TASK BRIEF = Omit images. Retype all entries verbatim.

## start

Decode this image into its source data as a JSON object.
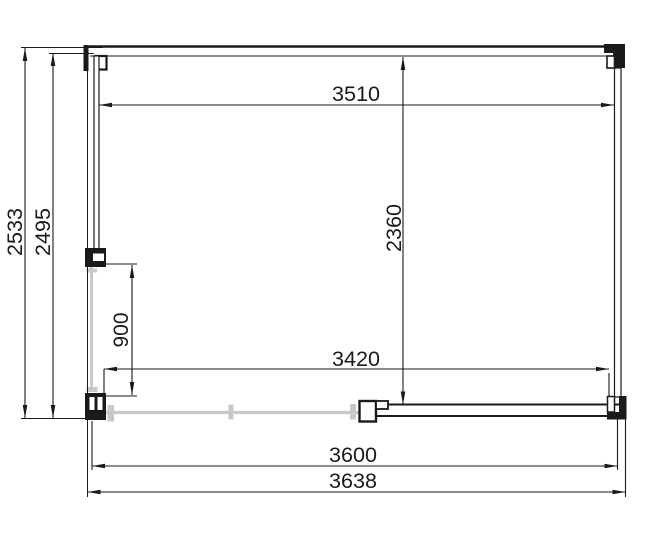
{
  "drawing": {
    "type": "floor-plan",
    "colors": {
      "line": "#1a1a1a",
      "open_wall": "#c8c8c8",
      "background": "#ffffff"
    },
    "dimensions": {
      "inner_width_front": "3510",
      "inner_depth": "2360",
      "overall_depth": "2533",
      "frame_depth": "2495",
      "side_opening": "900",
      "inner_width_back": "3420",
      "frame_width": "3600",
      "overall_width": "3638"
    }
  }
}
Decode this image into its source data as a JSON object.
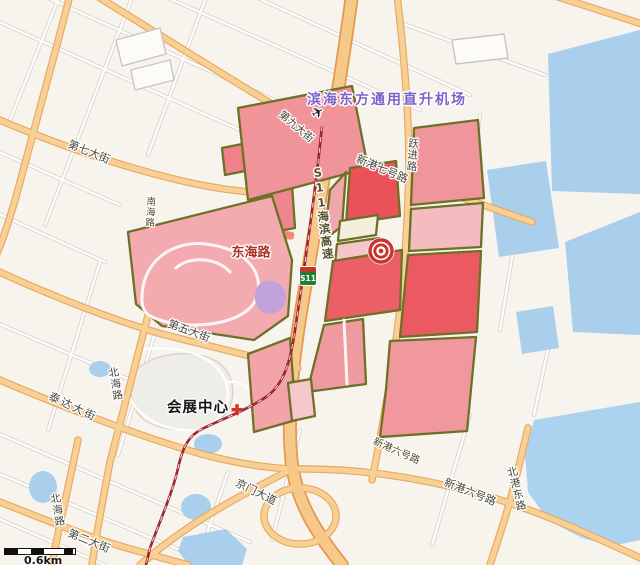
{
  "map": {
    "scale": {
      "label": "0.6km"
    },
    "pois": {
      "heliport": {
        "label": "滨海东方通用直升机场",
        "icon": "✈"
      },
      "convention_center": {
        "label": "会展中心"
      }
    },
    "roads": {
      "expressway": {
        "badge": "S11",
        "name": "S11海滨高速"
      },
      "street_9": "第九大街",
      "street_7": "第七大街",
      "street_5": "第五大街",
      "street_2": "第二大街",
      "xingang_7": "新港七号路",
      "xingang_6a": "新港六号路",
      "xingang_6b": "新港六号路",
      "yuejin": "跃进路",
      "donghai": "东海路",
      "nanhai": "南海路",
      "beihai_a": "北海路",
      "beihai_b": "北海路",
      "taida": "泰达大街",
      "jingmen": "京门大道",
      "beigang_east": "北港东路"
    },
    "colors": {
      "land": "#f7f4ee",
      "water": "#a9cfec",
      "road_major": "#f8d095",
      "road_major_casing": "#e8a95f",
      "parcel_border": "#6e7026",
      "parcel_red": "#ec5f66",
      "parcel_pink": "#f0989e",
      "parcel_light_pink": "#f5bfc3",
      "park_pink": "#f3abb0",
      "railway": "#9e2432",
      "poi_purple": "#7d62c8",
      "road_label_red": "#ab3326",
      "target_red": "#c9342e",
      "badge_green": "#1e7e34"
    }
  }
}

## end

THE ANSWER =
Decode this image into its source data as a JSON object.
{
  "drawing": {
    "type": "floor-plan",
    "colors": {
      "line": "#1a1a1a",
      "open_wall": "#c8c8c8",
      "background": "#ffffff"
    },
    "dimensions": {
      "inner_width_front": "3510",
      "inner_depth": "2360",
      "overall_depth": "2533",
      "frame_depth": "2495",
      "side_opening": "900",
      "inner_width_back": "3420",
      "frame_width": "3600",
      "overall_width": "3638"
    }
  }
}
Decode this image into its source data as a JSON object.
{
  "map": {
    "scale": {
      "label": "0.6km"
    },
    "pois": {
      "heliport": {
        "label": "滨海东方通用直升机场",
        "icon": "✈"
      },
      "convention_center": {
        "label": "会展中心"
      }
    },
    "roads": {
      "expressway": {
        "badge": "S11",
        "name": "S11海滨高速"
      },
      "street_9": "第九大街",
      "street_7": "第七大街",
      "street_5": "第五大街",
      "street_2": "第二大街",
      "xingang_7": "新港七号路",
      "xingang_6a": "新港六号路",
      "xingang_6b": "新港六号路",
      "yuejin": "跃进路",
      "donghai": "东海路",
      "nanhai": "南海路",
      "beihai_a": "北海路",
      "beihai_b": "北海路",
      "taida": "泰达大街",
      "jingmen": "京门大道",
      "beigang_east": "北港东路"
    },
    "colors": {
      "land": "#f7f4ee",
      "water": "#a9cfec",
      "road_major": "#f8d095",
      "road_major_casing": "#e8a95f",
      "parcel_border": "#6e7026",
      "parcel_red": "#ec5f66",
      "parcel_pink": "#f0989e",
      "parcel_light_pink": "#f5bfc3",
      "park_pink": "#f3abb0",
      "railway": "#9e2432",
      "poi_purple": "#7d62c8",
      "road_label_red": "#ab3326",
      "target_red": "#c9342e",
      "badge_green": "#1e7e34"
    }
  }
}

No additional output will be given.